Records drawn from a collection
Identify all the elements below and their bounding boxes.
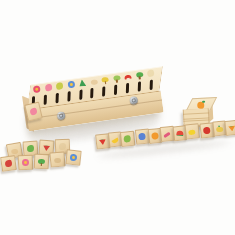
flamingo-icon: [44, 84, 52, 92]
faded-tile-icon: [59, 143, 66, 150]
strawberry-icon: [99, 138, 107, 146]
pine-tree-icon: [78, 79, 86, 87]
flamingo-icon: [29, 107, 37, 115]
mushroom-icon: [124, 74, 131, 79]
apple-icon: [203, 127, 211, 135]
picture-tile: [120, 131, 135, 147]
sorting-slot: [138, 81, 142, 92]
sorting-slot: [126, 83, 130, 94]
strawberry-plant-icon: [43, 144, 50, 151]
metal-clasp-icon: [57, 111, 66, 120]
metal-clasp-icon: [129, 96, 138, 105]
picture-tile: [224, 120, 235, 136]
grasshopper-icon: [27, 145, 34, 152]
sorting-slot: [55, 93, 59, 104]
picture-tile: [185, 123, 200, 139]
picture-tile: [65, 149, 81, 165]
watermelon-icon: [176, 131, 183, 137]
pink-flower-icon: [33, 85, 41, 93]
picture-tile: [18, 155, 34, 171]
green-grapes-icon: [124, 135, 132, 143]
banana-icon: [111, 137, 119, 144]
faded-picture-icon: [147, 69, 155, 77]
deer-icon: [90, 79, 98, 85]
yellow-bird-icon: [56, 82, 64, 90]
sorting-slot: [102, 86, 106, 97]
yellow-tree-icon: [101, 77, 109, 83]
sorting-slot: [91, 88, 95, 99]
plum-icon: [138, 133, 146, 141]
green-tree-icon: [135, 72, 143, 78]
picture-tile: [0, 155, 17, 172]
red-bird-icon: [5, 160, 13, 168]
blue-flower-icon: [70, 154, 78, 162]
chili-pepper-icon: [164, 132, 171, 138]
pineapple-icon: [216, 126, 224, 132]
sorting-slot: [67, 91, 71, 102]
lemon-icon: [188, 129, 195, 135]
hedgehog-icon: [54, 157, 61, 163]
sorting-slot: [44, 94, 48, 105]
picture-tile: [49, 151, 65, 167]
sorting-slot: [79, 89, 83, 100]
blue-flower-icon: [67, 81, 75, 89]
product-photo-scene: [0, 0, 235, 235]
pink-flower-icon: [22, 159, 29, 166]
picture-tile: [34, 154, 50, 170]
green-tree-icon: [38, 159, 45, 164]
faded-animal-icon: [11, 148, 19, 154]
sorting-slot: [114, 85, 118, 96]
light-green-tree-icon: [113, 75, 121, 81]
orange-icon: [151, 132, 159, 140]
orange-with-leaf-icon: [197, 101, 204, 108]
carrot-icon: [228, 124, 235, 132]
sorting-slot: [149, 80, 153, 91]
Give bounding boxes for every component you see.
---
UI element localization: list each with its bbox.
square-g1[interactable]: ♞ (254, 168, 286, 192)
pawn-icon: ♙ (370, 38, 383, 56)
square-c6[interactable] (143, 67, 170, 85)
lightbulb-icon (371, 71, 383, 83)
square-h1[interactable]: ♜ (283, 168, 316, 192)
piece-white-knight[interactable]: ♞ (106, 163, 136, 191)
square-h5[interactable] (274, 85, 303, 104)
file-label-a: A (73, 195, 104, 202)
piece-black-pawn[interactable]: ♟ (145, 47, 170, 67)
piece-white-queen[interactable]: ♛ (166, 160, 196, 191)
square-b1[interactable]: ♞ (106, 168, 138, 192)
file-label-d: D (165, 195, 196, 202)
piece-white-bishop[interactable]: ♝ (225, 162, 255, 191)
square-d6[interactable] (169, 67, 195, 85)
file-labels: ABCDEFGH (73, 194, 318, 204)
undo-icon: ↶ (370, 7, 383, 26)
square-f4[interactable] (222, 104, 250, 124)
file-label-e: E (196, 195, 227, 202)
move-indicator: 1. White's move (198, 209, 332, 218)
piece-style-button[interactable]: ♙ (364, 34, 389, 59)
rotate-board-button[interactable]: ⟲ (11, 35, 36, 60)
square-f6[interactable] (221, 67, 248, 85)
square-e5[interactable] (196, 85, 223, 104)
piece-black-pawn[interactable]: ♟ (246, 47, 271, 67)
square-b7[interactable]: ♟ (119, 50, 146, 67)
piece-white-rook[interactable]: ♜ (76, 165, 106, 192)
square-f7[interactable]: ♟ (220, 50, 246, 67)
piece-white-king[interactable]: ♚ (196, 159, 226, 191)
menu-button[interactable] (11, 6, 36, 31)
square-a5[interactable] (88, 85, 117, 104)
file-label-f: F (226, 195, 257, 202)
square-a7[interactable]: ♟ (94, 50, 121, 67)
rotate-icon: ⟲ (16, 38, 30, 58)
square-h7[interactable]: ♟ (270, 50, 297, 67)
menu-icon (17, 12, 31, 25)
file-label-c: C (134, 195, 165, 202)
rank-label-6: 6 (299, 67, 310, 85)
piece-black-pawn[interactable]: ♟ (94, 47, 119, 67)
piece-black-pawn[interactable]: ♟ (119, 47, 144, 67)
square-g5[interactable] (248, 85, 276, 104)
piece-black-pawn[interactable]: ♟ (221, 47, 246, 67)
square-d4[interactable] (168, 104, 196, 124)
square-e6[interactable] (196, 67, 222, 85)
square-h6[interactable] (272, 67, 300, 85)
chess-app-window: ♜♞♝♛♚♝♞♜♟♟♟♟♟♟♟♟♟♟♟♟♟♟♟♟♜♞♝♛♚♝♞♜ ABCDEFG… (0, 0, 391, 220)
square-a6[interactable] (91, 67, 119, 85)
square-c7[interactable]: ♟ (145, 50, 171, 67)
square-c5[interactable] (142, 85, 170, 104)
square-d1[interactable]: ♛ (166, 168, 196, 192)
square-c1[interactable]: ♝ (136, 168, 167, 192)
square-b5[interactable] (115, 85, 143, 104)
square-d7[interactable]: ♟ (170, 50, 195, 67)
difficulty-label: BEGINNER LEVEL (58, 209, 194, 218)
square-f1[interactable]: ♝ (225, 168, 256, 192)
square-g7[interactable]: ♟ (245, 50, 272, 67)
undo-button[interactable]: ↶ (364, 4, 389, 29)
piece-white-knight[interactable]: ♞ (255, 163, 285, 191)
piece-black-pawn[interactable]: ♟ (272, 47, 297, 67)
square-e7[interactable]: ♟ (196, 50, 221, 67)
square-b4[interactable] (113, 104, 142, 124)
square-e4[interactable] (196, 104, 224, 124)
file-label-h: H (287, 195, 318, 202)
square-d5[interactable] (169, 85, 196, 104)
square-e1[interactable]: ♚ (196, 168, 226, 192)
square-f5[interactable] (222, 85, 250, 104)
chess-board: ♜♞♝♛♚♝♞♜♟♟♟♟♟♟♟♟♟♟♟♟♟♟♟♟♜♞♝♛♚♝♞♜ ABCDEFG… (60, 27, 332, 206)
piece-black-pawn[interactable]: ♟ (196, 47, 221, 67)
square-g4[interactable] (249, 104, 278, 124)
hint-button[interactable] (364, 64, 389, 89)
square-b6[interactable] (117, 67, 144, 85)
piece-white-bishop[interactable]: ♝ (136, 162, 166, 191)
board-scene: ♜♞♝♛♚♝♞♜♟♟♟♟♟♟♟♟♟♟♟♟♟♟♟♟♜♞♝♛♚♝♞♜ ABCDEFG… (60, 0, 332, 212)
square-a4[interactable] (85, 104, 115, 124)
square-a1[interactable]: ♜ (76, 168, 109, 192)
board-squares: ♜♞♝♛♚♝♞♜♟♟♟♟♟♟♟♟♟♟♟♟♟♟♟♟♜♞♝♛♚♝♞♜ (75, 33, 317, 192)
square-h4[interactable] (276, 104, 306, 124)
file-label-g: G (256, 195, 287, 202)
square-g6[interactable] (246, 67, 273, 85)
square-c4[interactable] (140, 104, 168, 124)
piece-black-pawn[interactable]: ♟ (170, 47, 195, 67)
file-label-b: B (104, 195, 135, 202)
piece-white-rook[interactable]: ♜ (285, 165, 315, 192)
==
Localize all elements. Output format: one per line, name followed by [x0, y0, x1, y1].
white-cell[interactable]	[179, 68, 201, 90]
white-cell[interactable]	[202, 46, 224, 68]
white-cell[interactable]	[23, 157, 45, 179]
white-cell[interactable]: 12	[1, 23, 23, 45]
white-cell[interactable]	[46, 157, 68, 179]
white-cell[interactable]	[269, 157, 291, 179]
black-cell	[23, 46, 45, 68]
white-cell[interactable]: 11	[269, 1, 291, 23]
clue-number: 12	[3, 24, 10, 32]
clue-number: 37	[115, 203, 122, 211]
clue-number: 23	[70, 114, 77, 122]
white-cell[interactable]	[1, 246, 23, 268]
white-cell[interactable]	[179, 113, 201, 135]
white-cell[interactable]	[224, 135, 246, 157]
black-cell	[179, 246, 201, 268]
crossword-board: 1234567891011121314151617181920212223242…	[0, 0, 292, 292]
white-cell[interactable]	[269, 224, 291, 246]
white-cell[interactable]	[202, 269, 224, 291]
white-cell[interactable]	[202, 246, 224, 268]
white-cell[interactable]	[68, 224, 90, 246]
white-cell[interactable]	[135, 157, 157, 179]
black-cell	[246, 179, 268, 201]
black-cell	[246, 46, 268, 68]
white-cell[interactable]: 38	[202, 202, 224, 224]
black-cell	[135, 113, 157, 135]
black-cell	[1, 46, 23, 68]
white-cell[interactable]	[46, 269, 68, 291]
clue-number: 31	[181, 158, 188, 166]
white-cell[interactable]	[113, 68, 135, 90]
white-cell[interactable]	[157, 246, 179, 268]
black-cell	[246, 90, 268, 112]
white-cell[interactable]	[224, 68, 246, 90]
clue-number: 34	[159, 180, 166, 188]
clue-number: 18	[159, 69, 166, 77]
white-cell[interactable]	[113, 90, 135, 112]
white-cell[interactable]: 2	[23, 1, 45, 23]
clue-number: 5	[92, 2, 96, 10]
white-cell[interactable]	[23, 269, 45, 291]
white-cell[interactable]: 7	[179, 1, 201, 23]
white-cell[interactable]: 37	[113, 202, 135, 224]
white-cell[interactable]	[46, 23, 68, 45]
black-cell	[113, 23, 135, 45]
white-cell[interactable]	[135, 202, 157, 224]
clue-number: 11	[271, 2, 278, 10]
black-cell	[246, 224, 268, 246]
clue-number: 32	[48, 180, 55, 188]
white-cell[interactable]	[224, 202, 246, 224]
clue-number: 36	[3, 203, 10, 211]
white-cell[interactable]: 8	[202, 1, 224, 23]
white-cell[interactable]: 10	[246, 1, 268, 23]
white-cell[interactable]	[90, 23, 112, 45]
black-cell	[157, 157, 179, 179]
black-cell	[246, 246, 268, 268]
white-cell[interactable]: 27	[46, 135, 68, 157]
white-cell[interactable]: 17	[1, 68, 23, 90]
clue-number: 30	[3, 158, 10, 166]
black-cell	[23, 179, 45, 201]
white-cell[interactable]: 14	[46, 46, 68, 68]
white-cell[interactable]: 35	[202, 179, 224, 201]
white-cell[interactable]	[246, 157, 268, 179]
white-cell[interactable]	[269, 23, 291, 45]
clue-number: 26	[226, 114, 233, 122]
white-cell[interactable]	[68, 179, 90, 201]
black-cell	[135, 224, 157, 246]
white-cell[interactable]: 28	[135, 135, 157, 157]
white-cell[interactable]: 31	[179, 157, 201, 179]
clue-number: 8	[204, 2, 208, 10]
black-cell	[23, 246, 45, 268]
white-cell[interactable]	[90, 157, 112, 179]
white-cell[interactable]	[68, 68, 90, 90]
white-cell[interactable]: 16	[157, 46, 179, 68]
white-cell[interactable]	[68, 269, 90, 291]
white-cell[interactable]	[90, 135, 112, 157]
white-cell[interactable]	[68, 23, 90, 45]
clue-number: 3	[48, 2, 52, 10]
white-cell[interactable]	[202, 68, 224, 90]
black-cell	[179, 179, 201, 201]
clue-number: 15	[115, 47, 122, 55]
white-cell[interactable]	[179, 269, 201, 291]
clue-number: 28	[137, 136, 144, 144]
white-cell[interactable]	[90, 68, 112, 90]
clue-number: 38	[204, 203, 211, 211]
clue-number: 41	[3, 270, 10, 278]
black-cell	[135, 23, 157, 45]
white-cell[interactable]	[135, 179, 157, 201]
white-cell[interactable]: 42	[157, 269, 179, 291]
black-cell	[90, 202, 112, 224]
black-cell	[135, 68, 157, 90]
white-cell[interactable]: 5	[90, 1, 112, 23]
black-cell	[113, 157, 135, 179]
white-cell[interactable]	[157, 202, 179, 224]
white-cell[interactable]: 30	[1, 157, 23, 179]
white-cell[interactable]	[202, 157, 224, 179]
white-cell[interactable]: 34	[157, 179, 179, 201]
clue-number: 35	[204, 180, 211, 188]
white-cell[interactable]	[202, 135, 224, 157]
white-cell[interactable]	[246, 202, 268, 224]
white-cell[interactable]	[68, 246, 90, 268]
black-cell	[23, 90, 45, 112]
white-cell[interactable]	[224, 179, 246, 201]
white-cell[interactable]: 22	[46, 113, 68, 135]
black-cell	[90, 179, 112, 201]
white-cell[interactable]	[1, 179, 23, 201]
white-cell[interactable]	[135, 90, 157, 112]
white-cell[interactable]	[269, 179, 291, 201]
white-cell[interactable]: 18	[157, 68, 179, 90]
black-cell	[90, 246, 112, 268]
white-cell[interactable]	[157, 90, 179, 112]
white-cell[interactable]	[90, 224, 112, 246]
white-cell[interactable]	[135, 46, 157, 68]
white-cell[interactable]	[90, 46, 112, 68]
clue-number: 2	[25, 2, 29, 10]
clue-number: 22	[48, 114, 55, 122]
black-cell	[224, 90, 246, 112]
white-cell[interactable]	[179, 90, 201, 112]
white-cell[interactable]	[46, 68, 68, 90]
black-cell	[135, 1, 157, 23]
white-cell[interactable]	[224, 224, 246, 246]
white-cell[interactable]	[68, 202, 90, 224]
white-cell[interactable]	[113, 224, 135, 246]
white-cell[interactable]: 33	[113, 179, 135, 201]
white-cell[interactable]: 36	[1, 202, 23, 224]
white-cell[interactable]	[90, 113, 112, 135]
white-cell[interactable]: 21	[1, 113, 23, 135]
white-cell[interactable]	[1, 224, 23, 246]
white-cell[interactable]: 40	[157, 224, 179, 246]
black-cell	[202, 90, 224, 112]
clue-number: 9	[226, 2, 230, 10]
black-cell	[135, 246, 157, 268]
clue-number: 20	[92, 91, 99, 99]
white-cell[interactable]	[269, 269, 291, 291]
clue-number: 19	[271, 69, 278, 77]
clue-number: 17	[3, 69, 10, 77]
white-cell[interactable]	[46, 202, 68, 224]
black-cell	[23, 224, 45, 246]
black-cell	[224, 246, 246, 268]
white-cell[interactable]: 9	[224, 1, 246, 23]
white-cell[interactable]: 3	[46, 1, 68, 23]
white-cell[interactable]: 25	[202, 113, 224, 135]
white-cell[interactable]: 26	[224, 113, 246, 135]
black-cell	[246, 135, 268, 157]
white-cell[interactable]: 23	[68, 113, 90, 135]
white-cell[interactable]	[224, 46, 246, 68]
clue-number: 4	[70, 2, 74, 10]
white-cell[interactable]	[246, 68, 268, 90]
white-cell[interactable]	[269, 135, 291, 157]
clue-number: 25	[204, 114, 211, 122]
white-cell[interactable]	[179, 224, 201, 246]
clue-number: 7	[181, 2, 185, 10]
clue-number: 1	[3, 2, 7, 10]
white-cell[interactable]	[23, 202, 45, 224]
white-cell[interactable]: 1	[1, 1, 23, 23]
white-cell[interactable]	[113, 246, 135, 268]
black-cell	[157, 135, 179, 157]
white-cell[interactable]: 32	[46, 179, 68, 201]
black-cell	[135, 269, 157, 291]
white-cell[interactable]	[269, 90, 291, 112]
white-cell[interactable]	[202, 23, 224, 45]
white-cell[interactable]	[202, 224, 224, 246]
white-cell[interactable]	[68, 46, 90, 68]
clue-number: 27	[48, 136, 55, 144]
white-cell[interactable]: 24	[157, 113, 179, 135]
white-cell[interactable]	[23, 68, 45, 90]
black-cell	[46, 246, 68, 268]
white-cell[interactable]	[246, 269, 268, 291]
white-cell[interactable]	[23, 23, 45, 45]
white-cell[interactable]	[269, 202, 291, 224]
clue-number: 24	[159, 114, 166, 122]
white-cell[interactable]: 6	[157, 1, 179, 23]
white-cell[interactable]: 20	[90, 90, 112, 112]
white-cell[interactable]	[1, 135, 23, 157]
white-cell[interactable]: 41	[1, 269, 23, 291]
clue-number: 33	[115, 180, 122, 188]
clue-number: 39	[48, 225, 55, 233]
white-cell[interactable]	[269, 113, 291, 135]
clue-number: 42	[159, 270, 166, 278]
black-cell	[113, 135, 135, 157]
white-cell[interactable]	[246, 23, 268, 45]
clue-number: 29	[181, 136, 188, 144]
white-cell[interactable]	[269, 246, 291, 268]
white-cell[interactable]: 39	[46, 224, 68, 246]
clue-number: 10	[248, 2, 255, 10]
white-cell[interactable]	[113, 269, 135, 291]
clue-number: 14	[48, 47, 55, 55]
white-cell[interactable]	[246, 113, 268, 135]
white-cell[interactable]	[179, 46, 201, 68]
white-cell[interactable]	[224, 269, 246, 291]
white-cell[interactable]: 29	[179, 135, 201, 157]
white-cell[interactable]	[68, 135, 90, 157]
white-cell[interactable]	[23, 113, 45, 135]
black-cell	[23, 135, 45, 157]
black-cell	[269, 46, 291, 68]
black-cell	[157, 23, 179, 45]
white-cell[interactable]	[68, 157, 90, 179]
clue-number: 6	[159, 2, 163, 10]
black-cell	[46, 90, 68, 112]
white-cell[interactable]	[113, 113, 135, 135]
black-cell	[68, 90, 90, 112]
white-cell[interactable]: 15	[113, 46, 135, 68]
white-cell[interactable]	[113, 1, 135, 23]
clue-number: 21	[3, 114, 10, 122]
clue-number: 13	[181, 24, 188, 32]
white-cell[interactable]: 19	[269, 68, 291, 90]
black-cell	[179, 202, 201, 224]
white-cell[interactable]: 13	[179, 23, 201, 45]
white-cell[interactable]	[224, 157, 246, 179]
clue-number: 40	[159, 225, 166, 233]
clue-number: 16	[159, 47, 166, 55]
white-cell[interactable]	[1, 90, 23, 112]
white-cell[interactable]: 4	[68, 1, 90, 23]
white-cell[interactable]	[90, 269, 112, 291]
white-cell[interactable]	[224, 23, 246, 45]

## WHAT IS EXPECTED
Reproduce the lines of the material above, from the line containing "UI element localization: list" up to and including the line containing "square-h5[interactable] (274, 85, 303, 104)".

## ANSWER IN FULL
UI element localization: list each with its bbox.
square-g1[interactable]: ♞ (254, 168, 286, 192)
pawn-icon: ♙ (370, 38, 383, 56)
square-c6[interactable] (143, 67, 170, 85)
lightbulb-icon (371, 71, 383, 83)
square-h1[interactable]: ♜ (283, 168, 316, 192)
piece-white-knight[interactable]: ♞ (106, 163, 136, 191)
square-h5[interactable] (274, 85, 303, 104)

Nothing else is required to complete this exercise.